==== Listed records
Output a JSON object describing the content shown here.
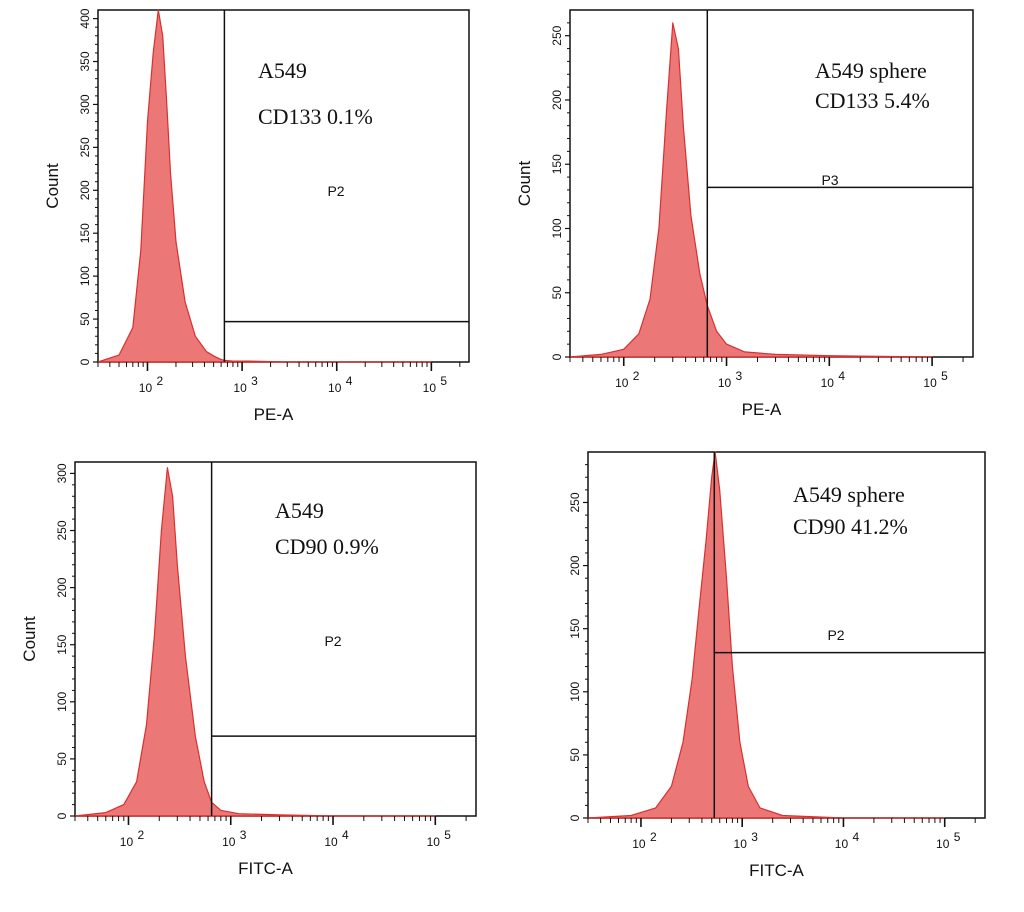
{
  "chart_data": [
    {
      "type": "area",
      "x_scale": "log",
      "xlim": [
        30,
        250000
      ],
      "ylim": [
        0,
        410
      ],
      "xlabel": "PE-A",
      "ylabel": "Count",
      "x_ticks": [
        "10",
        "2",
        "10",
        "3",
        "10",
        "4",
        "10",
        "5"
      ],
      "y_ticks": [
        "0",
        "50",
        "100",
        "150",
        "200",
        "250",
        "300",
        "350",
        "400"
      ],
      "y_tick_values": [
        0,
        50,
        100,
        150,
        200,
        250,
        300,
        350,
        400
      ],
      "annotation": [
        "A549",
        "CD133 0.1%"
      ],
      "gate": {
        "label": "P2",
        "x_start": 650,
        "y_level": 47
      },
      "series": [
        {
          "x": [
            30,
            50,
            70,
            85,
            100,
            115,
            130,
            145,
            160,
            175,
            200,
            250,
            320,
            420,
            520,
            600,
            650,
            800,
            1200,
            3000,
            10000,
            100000
          ],
          "values": [
            0,
            8,
            40,
            130,
            280,
            360,
            410,
            380,
            300,
            220,
            140,
            70,
            30,
            12,
            6,
            3,
            2,
            1,
            1,
            0,
            0,
            0
          ]
        }
      ],
      "color": "#e8605f"
    },
    {
      "type": "area",
      "x_scale": "log",
      "xlim": [
        30,
        250000
      ],
      "ylim": [
        0,
        270
      ],
      "xlabel": "PE-A",
      "ylabel": "Count",
      "x_ticks": [
        "10",
        "2",
        "10",
        "3",
        "10",
        "4",
        "10",
        "5"
      ],
      "y_ticks": [
        "0",
        "50",
        "100",
        "150",
        "200",
        "250"
      ],
      "y_tick_values": [
        0,
        50,
        100,
        150,
        200,
        250
      ],
      "annotation": [
        "A549 sphere",
        "CD133 5.4%"
      ],
      "gate": {
        "label": "P3",
        "x_start": 650,
        "y_level": 132
      },
      "series": [
        {
          "x": [
            30,
            60,
            100,
            140,
            180,
            220,
            260,
            300,
            340,
            380,
            450,
            550,
            650,
            800,
            1000,
            1500,
            3000,
            10000,
            100000
          ],
          "values": [
            0,
            2,
            6,
            18,
            45,
            100,
            190,
            260,
            240,
            180,
            110,
            65,
            40,
            20,
            10,
            4,
            2,
            1,
            0
          ]
        }
      ],
      "color": "#e8605f"
    },
    {
      "type": "area",
      "x_scale": "log",
      "xlim": [
        30,
        250000
      ],
      "ylim": [
        0,
        310
      ],
      "xlabel": "FITC-A",
      "ylabel": "Count",
      "x_ticks": [
        "10",
        "2",
        "10",
        "3",
        "10",
        "4",
        "10",
        "5"
      ],
      "y_ticks": [
        "0",
        "50",
        "100",
        "150",
        "200",
        "250",
        "300"
      ],
      "y_tick_values": [
        0,
        50,
        100,
        150,
        200,
        250,
        300
      ],
      "annotation": [
        "A549",
        "CD90 0.9%"
      ],
      "gate": {
        "label": "P2",
        "x_start": 650,
        "y_level": 70
      },
      "series": [
        {
          "x": [
            30,
            60,
            90,
            120,
            150,
            180,
            210,
            240,
            270,
            300,
            360,
            450,
            550,
            650,
            800,
            1200,
            3000,
            10000,
            100000
          ],
          "values": [
            0,
            3,
            10,
            30,
            80,
            160,
            250,
            305,
            280,
            220,
            140,
            70,
            30,
            12,
            5,
            2,
            1,
            0,
            0
          ]
        }
      ],
      "color": "#e8605f"
    },
    {
      "type": "area",
      "x_scale": "log",
      "xlim": [
        30,
        250000
      ],
      "ylim": [
        0,
        290
      ],
      "xlabel": "FITC-A",
      "ylabel": "",
      "x_ticks": [
        "10",
        "2",
        "10",
        "3",
        "10",
        "4",
        "10",
        "5"
      ],
      "y_ticks": [
        "0",
        "50",
        "100",
        "150",
        "200",
        "250"
      ],
      "y_tick_values": [
        0,
        50,
        100,
        150,
        200,
        250
      ],
      "annotation": [
        "A549 sphere",
        "CD90 41.2%"
      ],
      "gate": {
        "label": "P2",
        "x_start": 530,
        "y_level": 131
      },
      "series": [
        {
          "x": [
            30,
            80,
            140,
            200,
            260,
            320,
            380,
            440,
            500,
            540,
            600,
            700,
            800,
            950,
            1150,
            1500,
            2500,
            10000,
            100000
          ],
          "values": [
            0,
            2,
            8,
            25,
            60,
            110,
            170,
            220,
            270,
            290,
            260,
            190,
            120,
            60,
            25,
            8,
            2,
            0,
            0
          ]
        }
      ],
      "color": "#e8605f"
    }
  ]
}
========
• [Set exercise]: From the data above, write out everything exactly except the pictures.

• [Expected output]:
Output a JSON object describing the content shown here.
{
  "chart_data": [
    {
      "type": "area",
      "x_scale": "log",
      "xlim": [
        30,
        250000
      ],
      "ylim": [
        0,
        410
      ],
      "xlabel": "PE-A",
      "ylabel": "Count",
      "x_ticks": [
        "10",
        "2",
        "10",
        "3",
        "10",
        "4",
        "10",
        "5"
      ],
      "y_ticks": [
        "0",
        "50",
        "100",
        "150",
        "200",
        "250",
        "300",
        "350",
        "400"
      ],
      "y_tick_values": [
        0,
        50,
        100,
        150,
        200,
        250,
        300,
        350,
        400
      ],
      "annotation": [
        "A549",
        "CD133 0.1%"
      ],
      "gate": {
        "label": "P2",
        "x_start": 650,
        "y_level": 47
      },
      "series": [
        {
          "x": [
            30,
            50,
            70,
            85,
            100,
            115,
            130,
            145,
            160,
            175,
            200,
            250,
            320,
            420,
            520,
            600,
            650,
            800,
            1200,
            3000,
            10000,
            100000
          ],
          "values": [
            0,
            8,
            40,
            130,
            280,
            360,
            410,
            380,
            300,
            220,
            140,
            70,
            30,
            12,
            6,
            3,
            2,
            1,
            1,
            0,
            0,
            0
          ]
        }
      ],
      "color": "#e8605f"
    },
    {
      "type": "area",
      "x_scale": "log",
      "xlim": [
        30,
        250000
      ],
      "ylim": [
        0,
        270
      ],
      "xlabel": "PE-A",
      "ylabel": "Count",
      "x_ticks": [
        "10",
        "2",
        "10",
        "3",
        "10",
        "4",
        "10",
        "5"
      ],
      "y_ticks": [
        "0",
        "50",
        "100",
        "150",
        "200",
        "250"
      ],
      "y_tick_values": [
        0,
        50,
        100,
        150,
        200,
        250
      ],
      "annotation": [
        "A549 sphere",
        "CD133 5.4%"
      ],
      "gate": {
        "label": "P3",
        "x_start": 650,
        "y_level": 132
      },
      "series": [
        {
          "x": [
            30,
            60,
            100,
            140,
            180,
            220,
            260,
            300,
            340,
            380,
            450,
            550,
            650,
            800,
            1000,
            1500,
            3000,
            10000,
            100000
          ],
          "values": [
            0,
            2,
            6,
            18,
            45,
            100,
            190,
            260,
            240,
            180,
            110,
            65,
            40,
            20,
            10,
            4,
            2,
            1,
            0
          ]
        }
      ],
      "color": "#e8605f"
    },
    {
      "type": "area",
      "x_scale": "log",
      "xlim": [
        30,
        250000
      ],
      "ylim": [
        0,
        310
      ],
      "xlabel": "FITC-A",
      "ylabel": "Count",
      "x_ticks": [
        "10",
        "2",
        "10",
        "3",
        "10",
        "4",
        "10",
        "5"
      ],
      "y_ticks": [
        "0",
        "50",
        "100",
        "150",
        "200",
        "250",
        "300"
      ],
      "y_tick_values": [
        0,
        50,
        100,
        150,
        200,
        250,
        300
      ],
      "annotation": [
        "A549",
        "CD90 0.9%"
      ],
      "gate": {
        "label": "P2",
        "x_start": 650,
        "y_level": 70
      },
      "series": [
        {
          "x": [
            30,
            60,
            90,
            120,
            150,
            180,
            210,
            240,
            270,
            300,
            360,
            450,
            550,
            650,
            800,
            1200,
            3000,
            10000,
            100000
          ],
          "values": [
            0,
            3,
            10,
            30,
            80,
            160,
            250,
            305,
            280,
            220,
            140,
            70,
            30,
            12,
            5,
            2,
            1,
            0,
            0
          ]
        }
      ],
      "color": "#e8605f"
    },
    {
      "type": "area",
      "x_scale": "log",
      "xlim": [
        30,
        250000
      ],
      "ylim": [
        0,
        290
      ],
      "xlabel": "FITC-A",
      "ylabel": "",
      "x_ticks": [
        "10",
        "2",
        "10",
        "3",
        "10",
        "4",
        "10",
        "5"
      ],
      "y_ticks": [
        "0",
        "50",
        "100",
        "150",
        "200",
        "250"
      ],
      "y_tick_values": [
        0,
        50,
        100,
        150,
        200,
        250
      ],
      "annotation": [
        "A549 sphere",
        "CD90 41.2%"
      ],
      "gate": {
        "label": "P2",
        "x_start": 530,
        "y_level": 131
      },
      "series": [
        {
          "x": [
            30,
            80,
            140,
            200,
            260,
            320,
            380,
            440,
            500,
            540,
            600,
            700,
            800,
            950,
            1150,
            1500,
            2500,
            10000,
            100000
          ],
          "values": [
            0,
            2,
            8,
            25,
            60,
            110,
            170,
            220,
            270,
            290,
            260,
            190,
            120,
            60,
            25,
            8,
            2,
            0,
            0
          ]
        }
      ],
      "color": "#e8605f"
    }
  ]
}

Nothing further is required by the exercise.